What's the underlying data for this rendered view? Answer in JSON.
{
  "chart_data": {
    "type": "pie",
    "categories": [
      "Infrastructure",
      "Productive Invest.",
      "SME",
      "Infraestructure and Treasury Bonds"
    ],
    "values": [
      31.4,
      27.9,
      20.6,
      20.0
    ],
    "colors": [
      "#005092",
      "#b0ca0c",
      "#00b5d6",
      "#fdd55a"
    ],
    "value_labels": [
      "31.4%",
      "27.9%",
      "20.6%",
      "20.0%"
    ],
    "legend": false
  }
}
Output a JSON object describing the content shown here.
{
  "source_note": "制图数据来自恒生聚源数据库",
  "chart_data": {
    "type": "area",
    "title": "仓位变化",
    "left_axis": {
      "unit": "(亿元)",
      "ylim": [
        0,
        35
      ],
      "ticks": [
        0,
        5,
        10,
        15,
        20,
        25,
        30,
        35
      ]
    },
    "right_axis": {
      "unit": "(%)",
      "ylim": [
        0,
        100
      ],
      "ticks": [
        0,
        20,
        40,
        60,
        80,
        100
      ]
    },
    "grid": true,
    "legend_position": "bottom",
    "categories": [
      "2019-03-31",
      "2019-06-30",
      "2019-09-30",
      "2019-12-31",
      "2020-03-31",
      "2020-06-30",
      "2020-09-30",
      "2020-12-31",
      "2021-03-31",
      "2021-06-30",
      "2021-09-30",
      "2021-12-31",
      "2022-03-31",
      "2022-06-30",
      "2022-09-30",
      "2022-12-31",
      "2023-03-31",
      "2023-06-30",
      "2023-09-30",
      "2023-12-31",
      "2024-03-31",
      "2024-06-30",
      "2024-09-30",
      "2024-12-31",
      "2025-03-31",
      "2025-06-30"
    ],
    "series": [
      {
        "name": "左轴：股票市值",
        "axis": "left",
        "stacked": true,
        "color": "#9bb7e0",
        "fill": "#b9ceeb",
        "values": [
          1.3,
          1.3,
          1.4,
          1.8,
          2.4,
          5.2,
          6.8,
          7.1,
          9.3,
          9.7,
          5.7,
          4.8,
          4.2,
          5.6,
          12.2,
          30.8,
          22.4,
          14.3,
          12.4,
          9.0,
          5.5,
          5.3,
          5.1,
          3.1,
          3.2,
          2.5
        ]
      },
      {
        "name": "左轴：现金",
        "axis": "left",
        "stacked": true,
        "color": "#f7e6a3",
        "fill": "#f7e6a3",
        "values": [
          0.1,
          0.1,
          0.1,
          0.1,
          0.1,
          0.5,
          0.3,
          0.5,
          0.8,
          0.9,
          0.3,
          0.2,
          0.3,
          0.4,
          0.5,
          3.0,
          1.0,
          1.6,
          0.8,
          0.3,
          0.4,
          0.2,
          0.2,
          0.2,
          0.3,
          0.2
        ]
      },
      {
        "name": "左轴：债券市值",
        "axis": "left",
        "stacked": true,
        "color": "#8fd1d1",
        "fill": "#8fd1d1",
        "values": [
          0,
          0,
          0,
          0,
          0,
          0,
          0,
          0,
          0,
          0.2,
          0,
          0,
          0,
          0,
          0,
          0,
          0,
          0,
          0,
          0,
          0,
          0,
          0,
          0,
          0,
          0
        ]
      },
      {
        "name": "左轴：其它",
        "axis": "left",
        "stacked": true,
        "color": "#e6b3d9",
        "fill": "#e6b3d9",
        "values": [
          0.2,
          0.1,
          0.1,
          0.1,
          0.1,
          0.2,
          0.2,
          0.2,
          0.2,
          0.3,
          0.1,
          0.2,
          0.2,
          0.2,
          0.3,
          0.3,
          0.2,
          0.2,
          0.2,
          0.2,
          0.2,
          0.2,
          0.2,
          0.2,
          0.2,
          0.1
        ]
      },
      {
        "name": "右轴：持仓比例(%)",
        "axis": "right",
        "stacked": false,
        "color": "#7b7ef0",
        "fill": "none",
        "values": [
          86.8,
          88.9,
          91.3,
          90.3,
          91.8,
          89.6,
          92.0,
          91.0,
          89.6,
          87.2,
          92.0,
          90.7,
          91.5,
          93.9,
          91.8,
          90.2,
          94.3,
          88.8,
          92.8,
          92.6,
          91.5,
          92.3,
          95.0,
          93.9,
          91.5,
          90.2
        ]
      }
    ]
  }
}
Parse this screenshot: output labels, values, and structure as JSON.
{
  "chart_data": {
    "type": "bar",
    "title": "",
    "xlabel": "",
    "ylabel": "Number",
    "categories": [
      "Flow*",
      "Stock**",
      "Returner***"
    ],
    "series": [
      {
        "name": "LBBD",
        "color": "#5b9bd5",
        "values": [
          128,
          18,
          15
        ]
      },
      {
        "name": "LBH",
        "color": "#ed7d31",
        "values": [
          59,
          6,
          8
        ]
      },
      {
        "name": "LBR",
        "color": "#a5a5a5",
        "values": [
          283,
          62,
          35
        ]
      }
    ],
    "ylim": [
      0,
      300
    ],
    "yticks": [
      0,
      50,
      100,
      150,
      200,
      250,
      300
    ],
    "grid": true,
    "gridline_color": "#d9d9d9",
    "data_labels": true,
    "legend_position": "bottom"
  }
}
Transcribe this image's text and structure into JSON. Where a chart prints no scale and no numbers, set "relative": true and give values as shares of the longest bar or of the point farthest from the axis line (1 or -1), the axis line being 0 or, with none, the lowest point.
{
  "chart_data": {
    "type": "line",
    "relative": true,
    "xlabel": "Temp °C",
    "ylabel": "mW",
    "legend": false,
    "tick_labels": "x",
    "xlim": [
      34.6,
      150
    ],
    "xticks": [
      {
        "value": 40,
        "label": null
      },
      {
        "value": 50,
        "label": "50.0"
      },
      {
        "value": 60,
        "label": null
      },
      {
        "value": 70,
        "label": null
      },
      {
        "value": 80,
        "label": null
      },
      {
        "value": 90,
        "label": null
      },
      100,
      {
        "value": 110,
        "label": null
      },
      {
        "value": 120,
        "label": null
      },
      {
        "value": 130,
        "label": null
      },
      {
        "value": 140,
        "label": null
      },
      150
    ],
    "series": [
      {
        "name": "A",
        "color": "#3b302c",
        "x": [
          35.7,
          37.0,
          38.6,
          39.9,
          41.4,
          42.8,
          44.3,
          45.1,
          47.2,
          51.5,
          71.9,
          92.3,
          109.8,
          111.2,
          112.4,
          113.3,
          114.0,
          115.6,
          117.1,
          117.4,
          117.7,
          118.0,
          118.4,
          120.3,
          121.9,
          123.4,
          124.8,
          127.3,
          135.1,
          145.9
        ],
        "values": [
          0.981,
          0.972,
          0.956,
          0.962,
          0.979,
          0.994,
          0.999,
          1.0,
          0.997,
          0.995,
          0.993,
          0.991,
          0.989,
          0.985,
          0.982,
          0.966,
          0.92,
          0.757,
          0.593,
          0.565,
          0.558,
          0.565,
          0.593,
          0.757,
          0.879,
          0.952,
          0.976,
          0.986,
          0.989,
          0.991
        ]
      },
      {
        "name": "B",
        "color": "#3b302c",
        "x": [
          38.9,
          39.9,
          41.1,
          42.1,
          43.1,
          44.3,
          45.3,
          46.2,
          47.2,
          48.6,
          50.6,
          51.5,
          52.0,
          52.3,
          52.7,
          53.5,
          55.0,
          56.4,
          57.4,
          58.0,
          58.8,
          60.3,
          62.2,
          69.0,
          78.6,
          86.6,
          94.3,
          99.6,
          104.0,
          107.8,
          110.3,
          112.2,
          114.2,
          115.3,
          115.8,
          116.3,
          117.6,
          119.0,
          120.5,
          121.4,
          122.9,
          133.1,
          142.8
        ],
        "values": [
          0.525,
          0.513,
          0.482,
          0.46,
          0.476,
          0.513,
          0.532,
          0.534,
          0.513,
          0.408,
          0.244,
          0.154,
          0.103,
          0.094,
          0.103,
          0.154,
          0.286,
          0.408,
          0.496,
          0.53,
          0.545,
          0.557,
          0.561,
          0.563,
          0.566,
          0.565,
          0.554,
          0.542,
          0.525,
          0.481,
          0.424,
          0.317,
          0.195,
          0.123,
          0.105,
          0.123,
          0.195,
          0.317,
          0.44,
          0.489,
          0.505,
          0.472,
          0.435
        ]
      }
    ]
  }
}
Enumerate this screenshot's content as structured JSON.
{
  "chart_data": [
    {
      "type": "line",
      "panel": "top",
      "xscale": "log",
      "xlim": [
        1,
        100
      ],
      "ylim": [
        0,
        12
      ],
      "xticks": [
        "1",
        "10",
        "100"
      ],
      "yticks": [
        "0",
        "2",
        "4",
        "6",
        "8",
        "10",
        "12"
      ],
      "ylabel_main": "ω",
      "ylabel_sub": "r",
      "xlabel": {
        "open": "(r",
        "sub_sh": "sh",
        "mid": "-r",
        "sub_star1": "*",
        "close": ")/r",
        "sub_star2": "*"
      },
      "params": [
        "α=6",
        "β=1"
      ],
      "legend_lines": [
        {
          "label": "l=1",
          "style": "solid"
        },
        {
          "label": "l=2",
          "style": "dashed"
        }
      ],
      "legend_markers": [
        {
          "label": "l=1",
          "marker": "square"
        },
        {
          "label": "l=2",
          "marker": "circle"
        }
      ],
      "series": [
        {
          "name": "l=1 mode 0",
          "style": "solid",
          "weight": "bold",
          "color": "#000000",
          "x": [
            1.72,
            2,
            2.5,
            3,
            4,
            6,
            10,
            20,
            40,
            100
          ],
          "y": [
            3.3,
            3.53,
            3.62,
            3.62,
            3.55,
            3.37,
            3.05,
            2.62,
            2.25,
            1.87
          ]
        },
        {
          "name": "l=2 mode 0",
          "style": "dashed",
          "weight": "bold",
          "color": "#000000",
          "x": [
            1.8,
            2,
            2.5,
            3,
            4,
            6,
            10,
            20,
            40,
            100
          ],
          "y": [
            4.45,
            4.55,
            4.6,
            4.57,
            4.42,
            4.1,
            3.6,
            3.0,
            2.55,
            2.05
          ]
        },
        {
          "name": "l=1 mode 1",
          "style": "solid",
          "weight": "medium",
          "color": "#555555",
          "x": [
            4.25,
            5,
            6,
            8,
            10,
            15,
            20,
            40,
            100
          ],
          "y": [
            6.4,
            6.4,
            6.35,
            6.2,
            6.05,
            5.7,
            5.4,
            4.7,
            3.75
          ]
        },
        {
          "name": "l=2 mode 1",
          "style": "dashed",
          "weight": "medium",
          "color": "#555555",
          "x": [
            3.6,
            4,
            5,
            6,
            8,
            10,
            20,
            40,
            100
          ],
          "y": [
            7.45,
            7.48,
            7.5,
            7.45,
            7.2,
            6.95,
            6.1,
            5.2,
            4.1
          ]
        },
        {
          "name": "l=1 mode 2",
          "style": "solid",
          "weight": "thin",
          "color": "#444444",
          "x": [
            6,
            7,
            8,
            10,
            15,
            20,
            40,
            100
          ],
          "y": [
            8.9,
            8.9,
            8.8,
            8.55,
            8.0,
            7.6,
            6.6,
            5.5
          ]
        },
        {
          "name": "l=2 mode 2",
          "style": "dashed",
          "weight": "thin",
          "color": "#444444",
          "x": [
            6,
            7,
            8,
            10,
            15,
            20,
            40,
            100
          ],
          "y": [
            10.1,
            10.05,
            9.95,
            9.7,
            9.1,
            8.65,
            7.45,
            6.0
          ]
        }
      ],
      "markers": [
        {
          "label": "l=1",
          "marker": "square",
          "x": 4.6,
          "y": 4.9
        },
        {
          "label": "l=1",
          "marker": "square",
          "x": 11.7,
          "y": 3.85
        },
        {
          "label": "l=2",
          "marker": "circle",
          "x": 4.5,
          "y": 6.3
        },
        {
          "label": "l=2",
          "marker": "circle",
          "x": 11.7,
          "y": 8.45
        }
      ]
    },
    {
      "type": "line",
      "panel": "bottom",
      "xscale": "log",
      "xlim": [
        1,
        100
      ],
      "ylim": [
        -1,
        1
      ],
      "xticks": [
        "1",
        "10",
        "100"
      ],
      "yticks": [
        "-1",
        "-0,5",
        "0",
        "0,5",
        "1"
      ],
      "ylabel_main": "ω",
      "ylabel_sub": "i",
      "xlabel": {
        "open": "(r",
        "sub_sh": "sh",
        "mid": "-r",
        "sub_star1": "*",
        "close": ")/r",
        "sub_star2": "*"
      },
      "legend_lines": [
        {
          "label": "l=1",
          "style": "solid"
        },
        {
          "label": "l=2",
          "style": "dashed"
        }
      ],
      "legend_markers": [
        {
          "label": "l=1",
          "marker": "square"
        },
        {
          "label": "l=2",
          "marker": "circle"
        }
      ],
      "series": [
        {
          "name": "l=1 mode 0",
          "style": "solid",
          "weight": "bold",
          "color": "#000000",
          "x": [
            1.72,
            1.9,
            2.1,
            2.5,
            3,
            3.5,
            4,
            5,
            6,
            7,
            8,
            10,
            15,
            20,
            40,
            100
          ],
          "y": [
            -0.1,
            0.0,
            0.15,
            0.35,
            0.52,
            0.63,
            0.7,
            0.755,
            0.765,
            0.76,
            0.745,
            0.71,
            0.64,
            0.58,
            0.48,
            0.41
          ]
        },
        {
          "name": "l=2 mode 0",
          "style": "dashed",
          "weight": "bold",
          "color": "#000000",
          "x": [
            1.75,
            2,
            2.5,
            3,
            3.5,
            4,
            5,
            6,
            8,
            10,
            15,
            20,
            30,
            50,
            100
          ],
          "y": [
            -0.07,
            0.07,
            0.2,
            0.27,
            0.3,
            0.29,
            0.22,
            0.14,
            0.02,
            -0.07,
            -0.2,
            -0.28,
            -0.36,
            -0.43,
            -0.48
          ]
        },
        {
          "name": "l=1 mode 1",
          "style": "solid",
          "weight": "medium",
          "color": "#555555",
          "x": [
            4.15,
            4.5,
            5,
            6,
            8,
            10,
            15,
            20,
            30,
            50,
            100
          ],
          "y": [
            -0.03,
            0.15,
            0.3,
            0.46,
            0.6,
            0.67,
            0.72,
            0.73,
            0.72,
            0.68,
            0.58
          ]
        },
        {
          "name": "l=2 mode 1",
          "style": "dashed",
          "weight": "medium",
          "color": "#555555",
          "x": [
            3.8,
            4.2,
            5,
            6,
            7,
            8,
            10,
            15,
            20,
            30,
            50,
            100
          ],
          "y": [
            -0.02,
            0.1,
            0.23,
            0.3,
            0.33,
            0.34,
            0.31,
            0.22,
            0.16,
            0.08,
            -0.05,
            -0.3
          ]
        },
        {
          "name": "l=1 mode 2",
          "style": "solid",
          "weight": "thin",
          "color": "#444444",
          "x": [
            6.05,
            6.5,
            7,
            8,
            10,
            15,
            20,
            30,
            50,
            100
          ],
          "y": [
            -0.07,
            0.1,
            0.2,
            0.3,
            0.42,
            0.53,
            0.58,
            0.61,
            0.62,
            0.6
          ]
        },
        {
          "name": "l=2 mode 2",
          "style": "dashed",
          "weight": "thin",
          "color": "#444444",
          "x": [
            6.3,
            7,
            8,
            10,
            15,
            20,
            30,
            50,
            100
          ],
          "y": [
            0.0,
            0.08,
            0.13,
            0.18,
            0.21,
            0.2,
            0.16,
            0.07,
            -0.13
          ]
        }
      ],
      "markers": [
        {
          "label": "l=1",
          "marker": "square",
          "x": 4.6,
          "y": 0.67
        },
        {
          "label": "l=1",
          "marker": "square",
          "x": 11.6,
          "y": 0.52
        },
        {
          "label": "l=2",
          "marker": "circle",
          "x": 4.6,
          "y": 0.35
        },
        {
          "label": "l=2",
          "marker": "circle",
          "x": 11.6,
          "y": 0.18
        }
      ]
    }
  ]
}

◆ **WHAT IS BEING ASKED**
For the string "screenshot", count the lines of the entries above that include it; answer with the number only.

◆ **TASK RESULT**
2